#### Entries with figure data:
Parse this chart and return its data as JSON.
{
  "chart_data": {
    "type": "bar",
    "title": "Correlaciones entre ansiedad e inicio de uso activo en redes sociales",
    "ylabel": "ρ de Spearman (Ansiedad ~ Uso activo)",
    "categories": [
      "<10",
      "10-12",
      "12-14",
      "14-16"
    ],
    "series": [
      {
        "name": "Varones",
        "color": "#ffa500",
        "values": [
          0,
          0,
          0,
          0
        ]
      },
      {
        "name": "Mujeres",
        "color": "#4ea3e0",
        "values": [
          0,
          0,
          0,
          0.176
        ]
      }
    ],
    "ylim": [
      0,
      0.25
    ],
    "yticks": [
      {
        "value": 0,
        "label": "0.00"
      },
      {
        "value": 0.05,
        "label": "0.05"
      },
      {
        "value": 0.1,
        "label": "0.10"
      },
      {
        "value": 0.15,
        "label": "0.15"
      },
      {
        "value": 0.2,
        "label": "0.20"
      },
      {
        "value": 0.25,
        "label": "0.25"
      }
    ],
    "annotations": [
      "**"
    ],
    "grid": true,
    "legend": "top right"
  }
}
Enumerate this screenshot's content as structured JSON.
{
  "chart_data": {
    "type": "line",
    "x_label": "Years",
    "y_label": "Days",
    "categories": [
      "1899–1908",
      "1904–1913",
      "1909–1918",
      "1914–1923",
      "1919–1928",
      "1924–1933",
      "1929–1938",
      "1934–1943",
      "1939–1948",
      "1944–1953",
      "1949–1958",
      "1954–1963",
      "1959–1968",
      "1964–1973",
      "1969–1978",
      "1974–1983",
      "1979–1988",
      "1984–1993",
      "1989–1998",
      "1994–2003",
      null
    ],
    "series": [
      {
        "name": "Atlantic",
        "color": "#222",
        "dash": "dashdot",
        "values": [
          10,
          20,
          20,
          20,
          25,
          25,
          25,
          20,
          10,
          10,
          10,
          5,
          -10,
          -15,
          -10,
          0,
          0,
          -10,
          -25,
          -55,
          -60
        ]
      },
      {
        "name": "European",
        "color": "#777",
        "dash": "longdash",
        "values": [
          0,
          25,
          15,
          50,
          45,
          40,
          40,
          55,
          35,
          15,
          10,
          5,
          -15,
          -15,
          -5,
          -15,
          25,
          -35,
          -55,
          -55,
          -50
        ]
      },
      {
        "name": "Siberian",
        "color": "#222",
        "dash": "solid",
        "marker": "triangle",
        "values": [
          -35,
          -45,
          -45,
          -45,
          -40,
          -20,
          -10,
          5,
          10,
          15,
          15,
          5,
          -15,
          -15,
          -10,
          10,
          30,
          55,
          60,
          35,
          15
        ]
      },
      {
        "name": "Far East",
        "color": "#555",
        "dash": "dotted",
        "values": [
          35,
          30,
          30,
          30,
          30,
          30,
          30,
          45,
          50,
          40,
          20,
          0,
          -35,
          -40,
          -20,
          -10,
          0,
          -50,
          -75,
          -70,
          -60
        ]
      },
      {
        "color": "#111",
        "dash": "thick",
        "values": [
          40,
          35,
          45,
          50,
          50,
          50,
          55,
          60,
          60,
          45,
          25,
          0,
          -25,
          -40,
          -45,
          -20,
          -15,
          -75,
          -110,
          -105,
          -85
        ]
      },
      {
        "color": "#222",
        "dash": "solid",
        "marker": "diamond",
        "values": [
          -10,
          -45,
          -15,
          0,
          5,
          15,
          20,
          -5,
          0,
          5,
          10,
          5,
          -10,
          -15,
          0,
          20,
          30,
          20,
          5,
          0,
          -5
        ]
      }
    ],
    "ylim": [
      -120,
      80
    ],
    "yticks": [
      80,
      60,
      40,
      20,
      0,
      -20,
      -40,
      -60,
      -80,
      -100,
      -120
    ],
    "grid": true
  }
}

#### Objective:
Gather up every line from the listing above in which the word "name" occurs.

#### Exercise output:
        "name": "Varones",
        "name": "Mujeres",
        "name": "Atlantic",
        "name": "European",
        "name": "Siberian",
        "name": "Far East",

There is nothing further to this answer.